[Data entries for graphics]
•••
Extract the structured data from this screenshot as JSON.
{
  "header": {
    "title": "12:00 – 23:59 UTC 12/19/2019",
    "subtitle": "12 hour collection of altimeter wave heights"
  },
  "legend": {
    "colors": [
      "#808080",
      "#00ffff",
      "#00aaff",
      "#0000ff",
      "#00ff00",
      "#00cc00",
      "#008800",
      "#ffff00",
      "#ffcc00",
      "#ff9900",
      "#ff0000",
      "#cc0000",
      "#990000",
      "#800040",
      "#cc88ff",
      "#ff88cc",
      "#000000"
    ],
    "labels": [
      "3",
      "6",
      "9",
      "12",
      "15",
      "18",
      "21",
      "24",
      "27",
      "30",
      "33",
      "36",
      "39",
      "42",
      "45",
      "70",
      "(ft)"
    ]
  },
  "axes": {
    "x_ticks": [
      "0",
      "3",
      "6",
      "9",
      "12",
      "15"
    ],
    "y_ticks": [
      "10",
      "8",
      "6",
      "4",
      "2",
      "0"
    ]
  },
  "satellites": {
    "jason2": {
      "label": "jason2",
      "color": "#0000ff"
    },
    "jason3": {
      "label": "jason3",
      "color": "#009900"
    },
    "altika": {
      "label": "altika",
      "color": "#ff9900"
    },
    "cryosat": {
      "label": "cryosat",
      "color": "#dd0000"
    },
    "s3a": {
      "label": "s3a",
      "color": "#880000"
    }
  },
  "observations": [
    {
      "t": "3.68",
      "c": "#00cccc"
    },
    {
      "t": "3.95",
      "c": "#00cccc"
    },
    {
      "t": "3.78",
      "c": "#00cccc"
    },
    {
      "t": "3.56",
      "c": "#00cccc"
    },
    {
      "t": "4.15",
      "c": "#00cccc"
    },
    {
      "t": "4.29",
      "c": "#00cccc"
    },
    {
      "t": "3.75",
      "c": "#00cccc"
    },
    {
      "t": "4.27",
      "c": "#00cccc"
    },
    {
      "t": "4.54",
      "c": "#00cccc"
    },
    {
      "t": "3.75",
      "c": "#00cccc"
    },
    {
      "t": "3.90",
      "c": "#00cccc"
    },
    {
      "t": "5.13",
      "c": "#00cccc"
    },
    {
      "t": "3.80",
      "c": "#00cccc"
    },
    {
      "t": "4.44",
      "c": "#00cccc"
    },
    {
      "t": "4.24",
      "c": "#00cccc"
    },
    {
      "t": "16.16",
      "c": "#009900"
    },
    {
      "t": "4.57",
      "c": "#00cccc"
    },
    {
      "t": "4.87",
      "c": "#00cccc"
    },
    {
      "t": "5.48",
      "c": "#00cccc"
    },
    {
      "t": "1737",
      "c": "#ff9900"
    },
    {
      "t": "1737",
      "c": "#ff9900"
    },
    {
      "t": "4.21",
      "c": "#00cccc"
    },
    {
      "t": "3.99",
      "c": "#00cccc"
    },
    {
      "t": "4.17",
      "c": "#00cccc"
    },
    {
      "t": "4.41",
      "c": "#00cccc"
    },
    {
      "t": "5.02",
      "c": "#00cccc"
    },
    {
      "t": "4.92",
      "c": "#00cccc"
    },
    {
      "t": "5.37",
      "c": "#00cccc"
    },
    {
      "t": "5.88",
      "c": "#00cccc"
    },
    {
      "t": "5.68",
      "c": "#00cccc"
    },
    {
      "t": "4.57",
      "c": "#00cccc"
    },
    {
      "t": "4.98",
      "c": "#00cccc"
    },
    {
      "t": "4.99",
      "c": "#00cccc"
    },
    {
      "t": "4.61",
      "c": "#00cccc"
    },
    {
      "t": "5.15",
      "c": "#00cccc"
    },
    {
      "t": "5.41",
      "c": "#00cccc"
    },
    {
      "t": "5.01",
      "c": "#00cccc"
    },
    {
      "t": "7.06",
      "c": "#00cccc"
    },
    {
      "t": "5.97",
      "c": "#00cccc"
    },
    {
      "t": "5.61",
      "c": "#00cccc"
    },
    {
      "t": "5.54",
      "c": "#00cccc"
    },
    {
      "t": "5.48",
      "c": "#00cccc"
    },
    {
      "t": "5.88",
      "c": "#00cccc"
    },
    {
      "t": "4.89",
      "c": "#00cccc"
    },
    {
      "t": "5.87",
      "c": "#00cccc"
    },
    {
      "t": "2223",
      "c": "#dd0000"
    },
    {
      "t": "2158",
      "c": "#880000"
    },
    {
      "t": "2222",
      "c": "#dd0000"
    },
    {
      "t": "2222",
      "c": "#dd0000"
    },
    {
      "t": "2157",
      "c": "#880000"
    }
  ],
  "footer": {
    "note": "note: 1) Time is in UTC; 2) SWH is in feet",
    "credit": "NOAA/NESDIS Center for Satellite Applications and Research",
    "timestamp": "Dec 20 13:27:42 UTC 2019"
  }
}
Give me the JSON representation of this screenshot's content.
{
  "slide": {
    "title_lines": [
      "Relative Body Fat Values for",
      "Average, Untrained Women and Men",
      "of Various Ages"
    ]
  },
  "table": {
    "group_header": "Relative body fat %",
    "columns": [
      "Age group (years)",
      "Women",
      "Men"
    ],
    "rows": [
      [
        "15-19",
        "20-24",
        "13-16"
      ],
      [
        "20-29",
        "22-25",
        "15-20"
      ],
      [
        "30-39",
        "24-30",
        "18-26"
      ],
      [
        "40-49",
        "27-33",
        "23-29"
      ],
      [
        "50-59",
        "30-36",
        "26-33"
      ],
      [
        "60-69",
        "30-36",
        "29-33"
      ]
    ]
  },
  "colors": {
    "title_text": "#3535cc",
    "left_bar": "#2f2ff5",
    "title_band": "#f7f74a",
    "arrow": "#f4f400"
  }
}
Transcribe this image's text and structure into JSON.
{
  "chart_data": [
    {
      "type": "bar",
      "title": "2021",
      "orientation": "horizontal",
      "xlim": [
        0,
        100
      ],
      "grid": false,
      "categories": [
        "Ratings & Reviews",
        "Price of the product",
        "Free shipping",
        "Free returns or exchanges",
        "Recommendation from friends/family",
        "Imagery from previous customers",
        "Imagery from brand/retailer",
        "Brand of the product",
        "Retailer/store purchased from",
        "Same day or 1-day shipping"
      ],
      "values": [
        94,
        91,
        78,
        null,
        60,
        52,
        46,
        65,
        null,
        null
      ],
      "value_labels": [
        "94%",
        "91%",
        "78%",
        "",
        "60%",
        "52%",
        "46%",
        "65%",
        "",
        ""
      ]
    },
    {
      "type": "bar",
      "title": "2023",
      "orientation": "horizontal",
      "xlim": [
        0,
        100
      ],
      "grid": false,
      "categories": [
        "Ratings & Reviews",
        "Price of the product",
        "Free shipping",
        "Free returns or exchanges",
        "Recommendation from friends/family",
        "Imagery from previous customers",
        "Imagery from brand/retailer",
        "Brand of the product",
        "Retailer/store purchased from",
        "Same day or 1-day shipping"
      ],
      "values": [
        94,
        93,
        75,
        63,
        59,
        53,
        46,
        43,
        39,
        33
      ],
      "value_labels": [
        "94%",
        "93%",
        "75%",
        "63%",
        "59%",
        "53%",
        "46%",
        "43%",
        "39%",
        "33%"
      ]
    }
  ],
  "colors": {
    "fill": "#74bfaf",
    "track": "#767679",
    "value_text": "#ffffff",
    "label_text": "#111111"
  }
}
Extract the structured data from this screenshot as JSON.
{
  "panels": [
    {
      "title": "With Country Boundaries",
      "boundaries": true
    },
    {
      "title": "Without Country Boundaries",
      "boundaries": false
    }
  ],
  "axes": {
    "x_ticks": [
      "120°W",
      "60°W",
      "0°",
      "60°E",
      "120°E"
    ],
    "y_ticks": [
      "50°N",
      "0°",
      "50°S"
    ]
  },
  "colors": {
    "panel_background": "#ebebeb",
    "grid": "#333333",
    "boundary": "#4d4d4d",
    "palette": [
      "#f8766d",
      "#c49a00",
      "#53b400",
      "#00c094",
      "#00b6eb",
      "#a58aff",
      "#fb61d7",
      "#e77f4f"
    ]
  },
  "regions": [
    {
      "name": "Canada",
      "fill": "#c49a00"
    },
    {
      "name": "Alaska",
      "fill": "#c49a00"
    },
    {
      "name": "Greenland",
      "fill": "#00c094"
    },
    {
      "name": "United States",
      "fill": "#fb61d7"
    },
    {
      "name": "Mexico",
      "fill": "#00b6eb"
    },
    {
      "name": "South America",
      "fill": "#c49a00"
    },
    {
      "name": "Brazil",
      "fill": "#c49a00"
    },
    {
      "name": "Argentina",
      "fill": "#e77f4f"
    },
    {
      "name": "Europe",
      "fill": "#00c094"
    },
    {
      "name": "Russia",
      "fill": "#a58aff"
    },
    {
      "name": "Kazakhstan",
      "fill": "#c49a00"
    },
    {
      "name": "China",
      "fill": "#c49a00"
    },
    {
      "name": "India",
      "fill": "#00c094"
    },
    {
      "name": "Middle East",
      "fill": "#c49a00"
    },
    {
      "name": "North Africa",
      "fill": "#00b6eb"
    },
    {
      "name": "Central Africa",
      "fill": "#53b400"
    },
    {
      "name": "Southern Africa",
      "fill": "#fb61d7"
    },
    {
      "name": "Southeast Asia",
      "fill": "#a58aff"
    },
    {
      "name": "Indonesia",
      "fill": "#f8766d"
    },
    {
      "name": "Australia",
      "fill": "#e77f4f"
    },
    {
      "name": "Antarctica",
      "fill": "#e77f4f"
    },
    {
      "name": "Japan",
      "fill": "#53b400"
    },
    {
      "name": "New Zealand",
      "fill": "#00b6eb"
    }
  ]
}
•••
- GOAL
Sift the material for lines with the string "JSON". Copy each one found.

- EXERCISE RESULT
Extract the structured data from this screenshot as JSON.
Give me the JSON representation of this screenshot's content.
Transcribe this image's text and structure into JSON.
Extract the structured data from this screenshot as JSON.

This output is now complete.